**** Supplied records ****
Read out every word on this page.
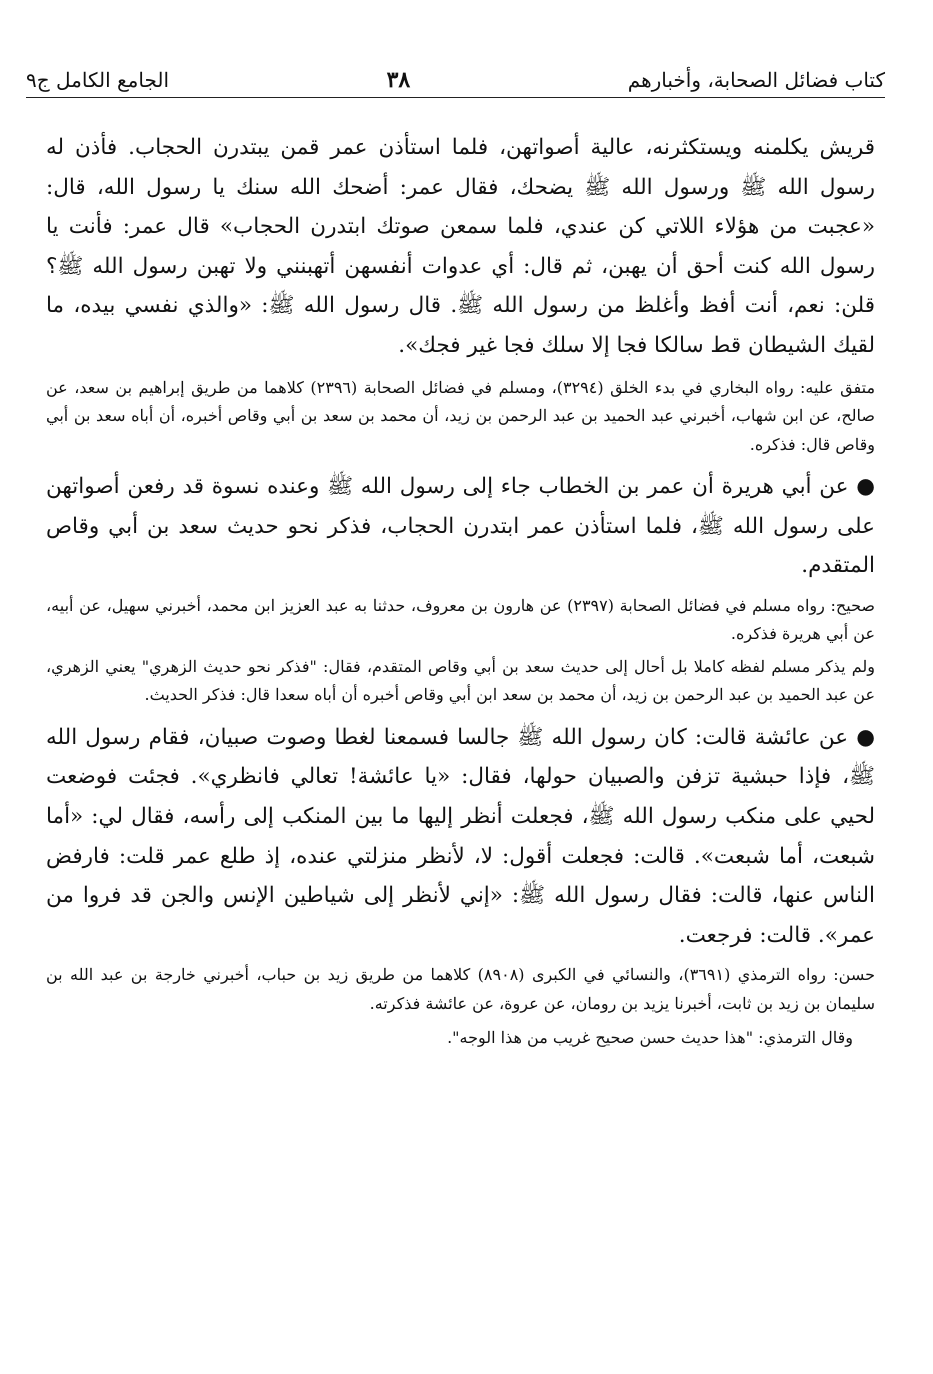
كتاب فضائل الصحابة، وأخبارهم
٣٨
الجامع الكامل ج٩

قريش يكلمنه ويستكثرنه، عالية أصواتهن، فلما استأذن عمر قمن يبتدرن الحجاب. فأذن له رسول الله ﷺ ورسول الله ﷺ يضحك، فقال عمر: أضحك الله سنك يا رسول الله، قال: «عجبت من هؤلاء اللاتي كن عندي، فلما سمعن صوتك ابتدرن الحجاب» قال عمر: فأنت يا رسول الله كنت أحق أن يهبن، ثم قال: أي عدوات أنفسهن أتهبنني ولا تهبن رسول الله ﷺ؟ قلن: نعم، أنت أفظ وأغلظ من رسول الله ﷺ. قال رسول الله ﷺ: «والذي نفسي بيده، ما لقيك الشيطان قط سالكا فجا إلا سلك فجا غير فجك».

متفق عليه: رواه البخاري في بدء الخلق (٣٢٩٤)، ومسلم في فضائل الصحابة (٢٣٩٦) كلاهما من طريق إبراهيم بن سعد، عن صالح، عن ابن شهاب، أخبرني عبد الحميد بن عبد الرحمن بن زيد، أن محمد بن سعد بن أبي وقاص أخبره، أن أباه سعد بن أبي وقاص قال: فذكره.

● عن أبي هريرة أن عمر بن الخطاب جاء إلى رسول الله ﷺ وعنده نسوة قد رفعن أصواتهن على رسول الله ﷺ، فلما استأذن عمر ابتدرن الحجاب، فذكر نحو حديث سعد بن أبي وقاص المتقدم.

صحيح: رواه مسلم في فضائل الصحابة (٢٣٩٧) عن هارون بن معروف، حدثنا به عبد العزيز ابن محمد، أخبرني سهيل، عن أبيه، عن أبي هريرة فذكره.

ولم يذكر مسلم لفظه كاملا بل أحال إلى حديث سعد بن أبي وقاص المتقدم، فقال: "فذكر نحو حديث الزهري" يعني الزهري، عن عبد الحميد بن عبد الرحمن بن زيد، أن محمد بن سعد ابن أبي وقاص أخبره أن أباه سعدا قال: فذكر الحديث.

● عن عائشة قالت: كان رسول الله ﷺ جالسا فسمعنا لغطا وصوت صبيان، فقام رسول الله ﷺ، فإذا حبشية تزفن والصبيان حولها، فقال: «يا عائشة! تعالي فانظري». فجئت فوضعت لحيي على منكب رسول الله ﷺ، فجعلت أنظر إليها ما بين المنكب إلى رأسه، فقال لي: «أما شبعت، أما شبعت». قالت: فجعلت أقول: لا، لأنظر منزلتي عنده، إذ طلع عمر قلت: فارفض الناس عنها، قالت: فقال رسول الله ﷺ: «إني لأنظر إلى شياطين الإنس والجن قد فروا من عمر». قالت: فرجعت.

حسن: رواه الترمذي (٣٦٩١)، والنسائي في الكبرى (٨٩٠٨) كلاهما من طريق زيد بن حباب، أخبرني خارجة بن عبد الله بن سليمان بن زيد بن ثابت، أخبرنا يزيد بن رومان، عن عروة، عن عائشة فذكرته.

وقال الترمذي: "هذا حديث حسن صحيح غريب من هذا الوجه".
****
Identify and copy the lines holding the word "صحيح".

صحيح: رواه مسلم في فضائل الصحابة (٢٣٩٧) عن هارون بن معروف، حدثنا به عبد العزيز ابن محمد، أخبرني سهيل، عن أبيه، عن أبي هريرة فذكره.
وقال الترمذي: "هذا حديث حسن صحيح غريب من هذا الوجه".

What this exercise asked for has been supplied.